GOAL OF THE EXERCISE: If a record contains a picture, skip the picture and transcribe the rest exactly.

PROVIDED DATA:

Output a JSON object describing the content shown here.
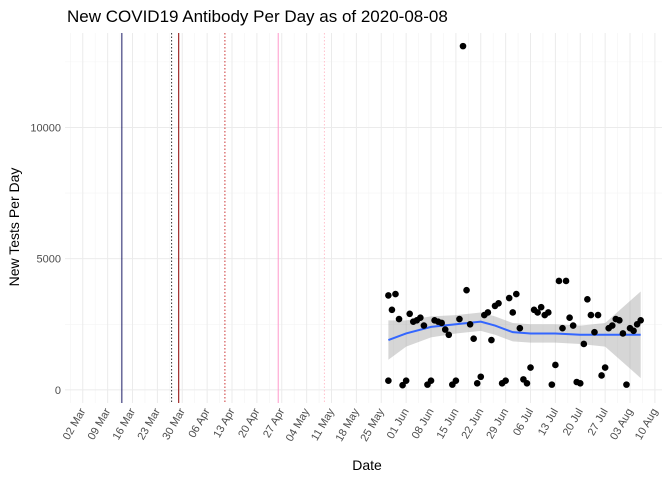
{
  "chart_data": {
    "type": "scatter",
    "title": "New COVID19 Antibody Per Day as of 2020-08-08",
    "xlabel": "Date",
    "ylabel": "New Tests Per Day",
    "x_type": "date",
    "xlim": [
      "2020-02-26",
      "2020-08-12"
    ],
    "ylim": [
      -500,
      13600
    ],
    "x_ticks": [
      "2020-03-02",
      "2020-03-09",
      "2020-03-16",
      "2020-03-23",
      "2020-03-30",
      "2020-04-06",
      "2020-04-13",
      "2020-04-20",
      "2020-04-27",
      "2020-05-04",
      "2020-05-11",
      "2020-05-18",
      "2020-05-25",
      "2020-06-01",
      "2020-06-08",
      "2020-06-15",
      "2020-06-22",
      "2020-06-29",
      "2020-07-06",
      "2020-07-13",
      "2020-07-20",
      "2020-07-27",
      "2020-08-03",
      "2020-08-10"
    ],
    "x_tick_labels": [
      "02 Mar",
      "09 Mar",
      "16 Mar",
      "23 Mar",
      "30 Mar",
      "06 Apr",
      "13 Apr",
      "20 Apr",
      "27 Apr",
      "04 May",
      "11 May",
      "18 May",
      "25 May",
      "01 Jun",
      "08 Jun",
      "15 Jun",
      "22 Jun",
      "29 Jun",
      "06 Jul",
      "13 Jul",
      "20 Jul",
      "27 Jul",
      "03 Aug",
      "10 Aug"
    ],
    "y_ticks": [
      0,
      5000,
      10000
    ],
    "y_tick_labels": [
      "0",
      "5000",
      "10000"
    ],
    "grid": true,
    "colors": {
      "points": "#000000",
      "smooth": "#3366ff",
      "ribbon": "#999999"
    },
    "vlines": [
      {
        "date": "2020-03-13",
        "color": "#1a1a66",
        "style": "solid"
      },
      {
        "date": "2020-03-27",
        "color": "#333333",
        "style": "dotted"
      },
      {
        "date": "2020-03-29",
        "color": "#8b0000",
        "style": "solid"
      },
      {
        "date": "2020-04-11",
        "color": "#cc3333",
        "style": "dotted"
      },
      {
        "date": "2020-04-26",
        "color": "#ff99cc",
        "style": "solid"
      },
      {
        "date": "2020-05-09",
        "color": "#ffc0cb",
        "style": "dotted"
      }
    ],
    "points": [
      [
        "2020-05-27",
        350
      ],
      [
        "2020-05-27",
        3600
      ],
      [
        "2020-05-28",
        3050
      ],
      [
        "2020-05-29",
        3650
      ],
      [
        "2020-05-30",
        2700
      ],
      [
        "2020-05-31",
        180
      ],
      [
        "2020-06-01",
        350
      ],
      [
        "2020-06-02",
        2900
      ],
      [
        "2020-06-03",
        2600
      ],
      [
        "2020-06-04",
        2650
      ],
      [
        "2020-06-05",
        2750
      ],
      [
        "2020-06-06",
        2450
      ],
      [
        "2020-06-07",
        200
      ],
      [
        "2020-06-08",
        350
      ],
      [
        "2020-06-09",
        2650
      ],
      [
        "2020-06-10",
        2600
      ],
      [
        "2020-06-11",
        2550
      ],
      [
        "2020-06-12",
        2300
      ],
      [
        "2020-06-13",
        2100
      ],
      [
        "2020-06-14",
        200
      ],
      [
        "2020-06-15",
        350
      ],
      [
        "2020-06-16",
        2700
      ],
      [
        "2020-06-17",
        13100
      ],
      [
        "2020-06-18",
        3800
      ],
      [
        "2020-06-19",
        2500
      ],
      [
        "2020-06-20",
        1950
      ],
      [
        "2020-06-21",
        250
      ],
      [
        "2020-06-22",
        500
      ],
      [
        "2020-06-23",
        2850
      ],
      [
        "2020-06-24",
        2950
      ],
      [
        "2020-06-25",
        1900
      ],
      [
        "2020-06-26",
        3200
      ],
      [
        "2020-06-27",
        3300
      ],
      [
        "2020-06-28",
        250
      ],
      [
        "2020-06-29",
        350
      ],
      [
        "2020-06-30",
        3500
      ],
      [
        "2020-07-01",
        2950
      ],
      [
        "2020-07-02",
        3650
      ],
      [
        "2020-07-03",
        2350
      ],
      [
        "2020-07-04",
        400
      ],
      [
        "2020-07-05",
        250
      ],
      [
        "2020-07-06",
        850
      ],
      [
        "2020-07-07",
        3050
      ],
      [
        "2020-07-08",
        2950
      ],
      [
        "2020-07-09",
        3150
      ],
      [
        "2020-07-10",
        2850
      ],
      [
        "2020-07-11",
        2950
      ],
      [
        "2020-07-12",
        200
      ],
      [
        "2020-07-13",
        950
      ],
      [
        "2020-07-14",
        4150
      ],
      [
        "2020-07-15",
        2350
      ],
      [
        "2020-07-16",
        4150
      ],
      [
        "2020-07-17",
        2750
      ],
      [
        "2020-07-18",
        2450
      ],
      [
        "2020-07-19",
        300
      ],
      [
        "2020-07-20",
        250
      ],
      [
        "2020-07-21",
        1750
      ],
      [
        "2020-07-22",
        3450
      ],
      [
        "2020-07-23",
        2850
      ],
      [
        "2020-07-24",
        2200
      ],
      [
        "2020-07-25",
        2850
      ],
      [
        "2020-07-26",
        550
      ],
      [
        "2020-07-27",
        850
      ],
      [
        "2020-07-28",
        2350
      ],
      [
        "2020-07-29",
        2450
      ],
      [
        "2020-07-30",
        2700
      ],
      [
        "2020-07-31",
        2650
      ],
      [
        "2020-08-01",
        2150
      ],
      [
        "2020-08-02",
        200
      ],
      [
        "2020-08-03",
        2350
      ],
      [
        "2020-08-04",
        2250
      ],
      [
        "2020-08-05",
        2500
      ],
      [
        "2020-08-06",
        2650
      ]
    ],
    "smooth": [
      [
        "2020-05-27",
        1900
      ],
      [
        "2020-06-01",
        2150
      ],
      [
        "2020-06-08",
        2400
      ],
      [
        "2020-06-15",
        2500
      ],
      [
        "2020-06-22",
        2600
      ],
      [
        "2020-06-26",
        2450
      ],
      [
        "2020-07-01",
        2200
      ],
      [
        "2020-07-06",
        2150
      ],
      [
        "2020-07-13",
        2150
      ],
      [
        "2020-07-20",
        2100
      ],
      [
        "2020-07-27",
        2100
      ],
      [
        "2020-08-06",
        2100
      ]
    ],
    "ribbon": [
      [
        "2020-05-27",
        1150,
        2650
      ],
      [
        "2020-06-01",
        1650,
        2650
      ],
      [
        "2020-06-08",
        2000,
        2800
      ],
      [
        "2020-06-15",
        2150,
        2850
      ],
      [
        "2020-06-22",
        2250,
        2950
      ],
      [
        "2020-06-26",
        2100,
        2800
      ],
      [
        "2020-07-01",
        1850,
        2550
      ],
      [
        "2020-07-06",
        1800,
        2500
      ],
      [
        "2020-07-13",
        1800,
        2500
      ],
      [
        "2020-07-20",
        1750,
        2450
      ],
      [
        "2020-07-27",
        1650,
        2550
      ],
      [
        "2020-08-06",
        450,
        3750
      ]
    ]
  }
}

RESULT:
Output a JSON object describing the content shown here.
{
  "chart_data": {
    "type": "scatter",
    "title": "New COVID19 Antibody Per Day as of 2020-08-08",
    "xlabel": "Date",
    "ylabel": "New Tests Per Day",
    "x_type": "date",
    "xlim": [
      "2020-02-26",
      "2020-08-12"
    ],
    "ylim": [
      -500,
      13600
    ],
    "x_ticks": [
      "2020-03-02",
      "2020-03-09",
      "2020-03-16",
      "2020-03-23",
      "2020-03-30",
      "2020-04-06",
      "2020-04-13",
      "2020-04-20",
      "2020-04-27",
      "2020-05-04",
      "2020-05-11",
      "2020-05-18",
      "2020-05-25",
      "2020-06-01",
      "2020-06-08",
      "2020-06-15",
      "2020-06-22",
      "2020-06-29",
      "2020-07-06",
      "2020-07-13",
      "2020-07-20",
      "2020-07-27",
      "2020-08-03",
      "2020-08-10"
    ],
    "x_tick_labels": [
      "02 Mar",
      "09 Mar",
      "16 Mar",
      "23 Mar",
      "30 Mar",
      "06 Apr",
      "13 Apr",
      "20 Apr",
      "27 Apr",
      "04 May",
      "11 May",
      "18 May",
      "25 May",
      "01 Jun",
      "08 Jun",
      "15 Jun",
      "22 Jun",
      "29 Jun",
      "06 Jul",
      "13 Jul",
      "20 Jul",
      "27 Jul",
      "03 Aug",
      "10 Aug"
    ],
    "y_ticks": [
      0,
      5000,
      10000
    ],
    "y_tick_labels": [
      "0",
      "5000",
      "10000"
    ],
    "grid": true,
    "colors": {
      "points": "#000000",
      "smooth": "#3366ff",
      "ribbon": "#999999"
    },
    "vlines": [
      {
        "date": "2020-03-13",
        "color": "#1a1a66",
        "style": "solid"
      },
      {
        "date": "2020-03-27",
        "color": "#333333",
        "style": "dotted"
      },
      {
        "date": "2020-03-29",
        "color": "#8b0000",
        "style": "solid"
      },
      {
        "date": "2020-04-11",
        "color": "#cc3333",
        "style": "dotted"
      },
      {
        "date": "2020-04-26",
        "color": "#ff99cc",
        "style": "solid"
      },
      {
        "date": "2020-05-09",
        "color": "#ffc0cb",
        "style": "dotted"
      }
    ],
    "points": [
      [
        "2020-05-27",
        350
      ],
      [
        "2020-05-27",
        3600
      ],
      [
        "2020-05-28",
        3050
      ],
      [
        "2020-05-29",
        3650
      ],
      [
        "2020-05-30",
        2700
      ],
      [
        "2020-05-31",
        180
      ],
      [
        "2020-06-01",
        350
      ],
      [
        "2020-06-02",
        2900
      ],
      [
        "2020-06-03",
        2600
      ],
      [
        "2020-06-04",
        2650
      ],
      [
        "2020-06-05",
        2750
      ],
      [
        "2020-06-06",
        2450
      ],
      [
        "2020-06-07",
        200
      ],
      [
        "2020-06-08",
        350
      ],
      [
        "2020-06-09",
        2650
      ],
      [
        "2020-06-10",
        2600
      ],
      [
        "2020-06-11",
        2550
      ],
      [
        "2020-06-12",
        2300
      ],
      [
        "2020-06-13",
        2100
      ],
      [
        "2020-06-14",
        200
      ],
      [
        "2020-06-15",
        350
      ],
      [
        "2020-06-16",
        2700
      ],
      [
        "2020-06-17",
        13100
      ],
      [
        "2020-06-18",
        3800
      ],
      [
        "2020-06-19",
        2500
      ],
      [
        "2020-06-20",
        1950
      ],
      [
        "2020-06-21",
        250
      ],
      [
        "2020-06-22",
        500
      ],
      [
        "2020-06-23",
        2850
      ],
      [
        "2020-06-24",
        2950
      ],
      [
        "2020-06-25",
        1900
      ],
      [
        "2020-06-26",
        3200
      ],
      [
        "2020-06-27",
        3300
      ],
      [
        "2020-06-28",
        250
      ],
      [
        "2020-06-29",
        350
      ],
      [
        "2020-06-30",
        3500
      ],
      [
        "2020-07-01",
        2950
      ],
      [
        "2020-07-02",
        3650
      ],
      [
        "2020-07-03",
        2350
      ],
      [
        "2020-07-04",
        400
      ],
      [
        "2020-07-05",
        250
      ],
      [
        "2020-07-06",
        850
      ],
      [
        "2020-07-07",
        3050
      ],
      [
        "2020-07-08",
        2950
      ],
      [
        "2020-07-09",
        3150
      ],
      [
        "2020-07-10",
        2850
      ],
      [
        "2020-07-11",
        2950
      ],
      [
        "2020-07-12",
        200
      ],
      [
        "2020-07-13",
        950
      ],
      [
        "2020-07-14",
        4150
      ],
      [
        "2020-07-15",
        2350
      ],
      [
        "2020-07-16",
        4150
      ],
      [
        "2020-07-17",
        2750
      ],
      [
        "2020-07-18",
        2450
      ],
      [
        "2020-07-19",
        300
      ],
      [
        "2020-07-20",
        250
      ],
      [
        "2020-07-21",
        1750
      ],
      [
        "2020-07-22",
        3450
      ],
      [
        "2020-07-23",
        2850
      ],
      [
        "2020-07-24",
        2200
      ],
      [
        "2020-07-25",
        2850
      ],
      [
        "2020-07-26",
        550
      ],
      [
        "2020-07-27",
        850
      ],
      [
        "2020-07-28",
        2350
      ],
      [
        "2020-07-29",
        2450
      ],
      [
        "2020-07-30",
        2700
      ],
      [
        "2020-07-31",
        2650
      ],
      [
        "2020-08-01",
        2150
      ],
      [
        "2020-08-02",
        200
      ],
      [
        "2020-08-03",
        2350
      ],
      [
        "2020-08-04",
        2250
      ],
      [
        "2020-08-05",
        2500
      ],
      [
        "2020-08-06",
        2650
      ]
    ],
    "smooth": [
      [
        "2020-05-27",
        1900
      ],
      [
        "2020-06-01",
        2150
      ],
      [
        "2020-06-08",
        2400
      ],
      [
        "2020-06-15",
        2500
      ],
      [
        "2020-06-22",
        2600
      ],
      [
        "2020-06-26",
        2450
      ],
      [
        "2020-07-01",
        2200
      ],
      [
        "2020-07-06",
        2150
      ],
      [
        "2020-07-13",
        2150
      ],
      [
        "2020-07-20",
        2100
      ],
      [
        "2020-07-27",
        2100
      ],
      [
        "2020-08-06",
        2100
      ]
    ],
    "ribbon": [
      [
        "2020-05-27",
        1150,
        2650
      ],
      [
        "2020-06-01",
        1650,
        2650
      ],
      [
        "2020-06-08",
        2000,
        2800
      ],
      [
        "2020-06-15",
        2150,
        2850
      ],
      [
        "2020-06-22",
        2250,
        2950
      ],
      [
        "2020-06-26",
        2100,
        2800
      ],
      [
        "2020-07-01",
        1850,
        2550
      ],
      [
        "2020-07-06",
        1800,
        2500
      ],
      [
        "2020-07-13",
        1800,
        2500
      ],
      [
        "2020-07-20",
        1750,
        2450
      ],
      [
        "2020-07-27",
        1650,
        2550
      ],
      [
        "2020-08-06",
        450,
        3750
      ]
    ]
  }
}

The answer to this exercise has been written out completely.